(Stored data)
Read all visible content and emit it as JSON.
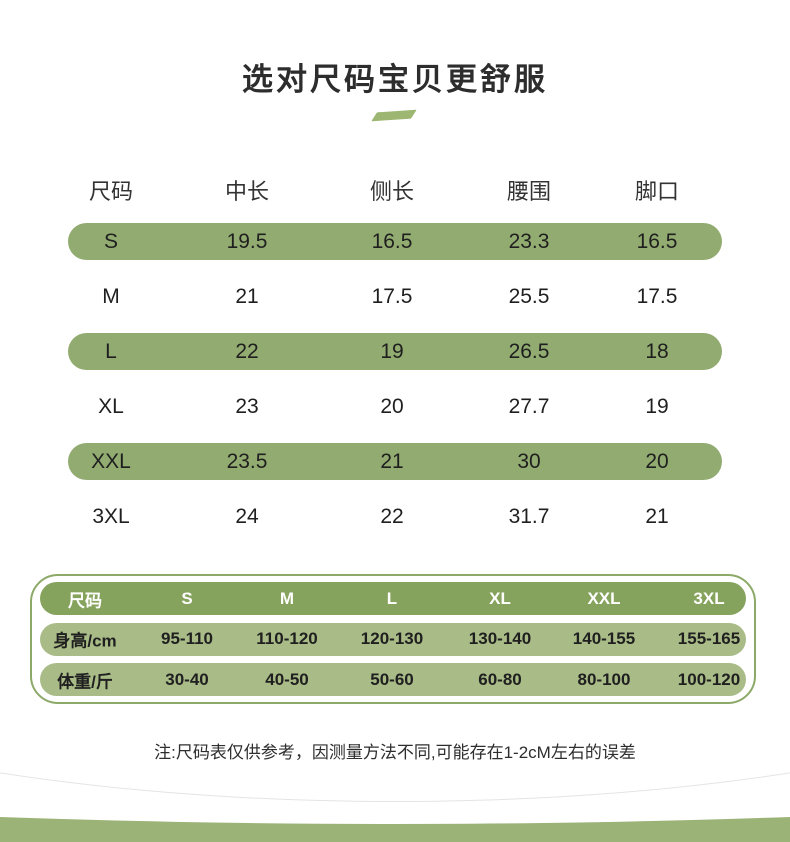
{
  "title": "选对尺码宝贝更舒服",
  "note": "注:尺码表仅供参考，因测量方法不同,可能存在1-2cM左右的误差",
  "colors": {
    "row_highlight_green": "#92ab70",
    "fit_header_green": "#86a35d",
    "fit_row_green": "#a9bc87",
    "fit_border_green": "#8ca968",
    "bottom_band_green": "#9cb377",
    "accent_dash_green": "#9db773"
  },
  "chart_data": [
    {
      "type": "table",
      "columns": [
        "尺码",
        "中长",
        "侧长",
        "腰围",
        "脚口"
      ],
      "rows": [
        [
          "S",
          "19.5",
          "16.5",
          "23.3",
          "16.5"
        ],
        [
          "M",
          "21",
          "17.5",
          "25.5",
          "17.5"
        ],
        [
          "L",
          "22",
          "19",
          "26.5",
          "18"
        ],
        [
          "XL",
          "23",
          "20",
          "27.7",
          "19"
        ],
        [
          "XXL",
          "23.5",
          "21",
          "30",
          "20"
        ],
        [
          "3XL",
          "24",
          "22",
          "31.7",
          "21"
        ]
      ]
    },
    {
      "type": "table",
      "rows": [
        [
          "尺码",
          "S",
          "M",
          "L",
          "XL",
          "XXL",
          "3XL"
        ],
        [
          "身高/cm",
          "95-110",
          "110-120",
          "120-130",
          "130-140",
          "140-155",
          "155-165"
        ],
        [
          "体重/斤",
          "30-40",
          "40-50",
          "50-60",
          "60-80",
          "80-100",
          "100-120"
        ]
      ]
    }
  ]
}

__EXERCISE DIRECTIONS__:
Retype all of the entries exactly as written, leaving out any images.

__RESPONSE TO THIS EXERCISE__:
Read all visible content and emit it as JSON.
{
  "title": "选对尺码宝贝更舒服",
  "note": "注:尺码表仅供参考，因测量方法不同,可能存在1-2cM左右的误差",
  "colors": {
    "row_highlight_green": "#92ab70",
    "fit_header_green": "#86a35d",
    "fit_row_green": "#a9bc87",
    "fit_border_green": "#8ca968",
    "bottom_band_green": "#9cb377",
    "accent_dash_green": "#9db773"
  },
  "chart_data": [
    {
      "type": "table",
      "columns": [
        "尺码",
        "中长",
        "侧长",
        "腰围",
        "脚口"
      ],
      "rows": [
        [
          "S",
          "19.5",
          "16.5",
          "23.3",
          "16.5"
        ],
        [
          "M",
          "21",
          "17.5",
          "25.5",
          "17.5"
        ],
        [
          "L",
          "22",
          "19",
          "26.5",
          "18"
        ],
        [
          "XL",
          "23",
          "20",
          "27.7",
          "19"
        ],
        [
          "XXL",
          "23.5",
          "21",
          "30",
          "20"
        ],
        [
          "3XL",
          "24",
          "22",
          "31.7",
          "21"
        ]
      ]
    },
    {
      "type": "table",
      "rows": [
        [
          "尺码",
          "S",
          "M",
          "L",
          "XL",
          "XXL",
          "3XL"
        ],
        [
          "身高/cm",
          "95-110",
          "110-120",
          "120-130",
          "130-140",
          "140-155",
          "155-165"
        ],
        [
          "体重/斤",
          "30-40",
          "40-50",
          "50-60",
          "60-80",
          "80-100",
          "100-120"
        ]
      ]
    }
  ]
}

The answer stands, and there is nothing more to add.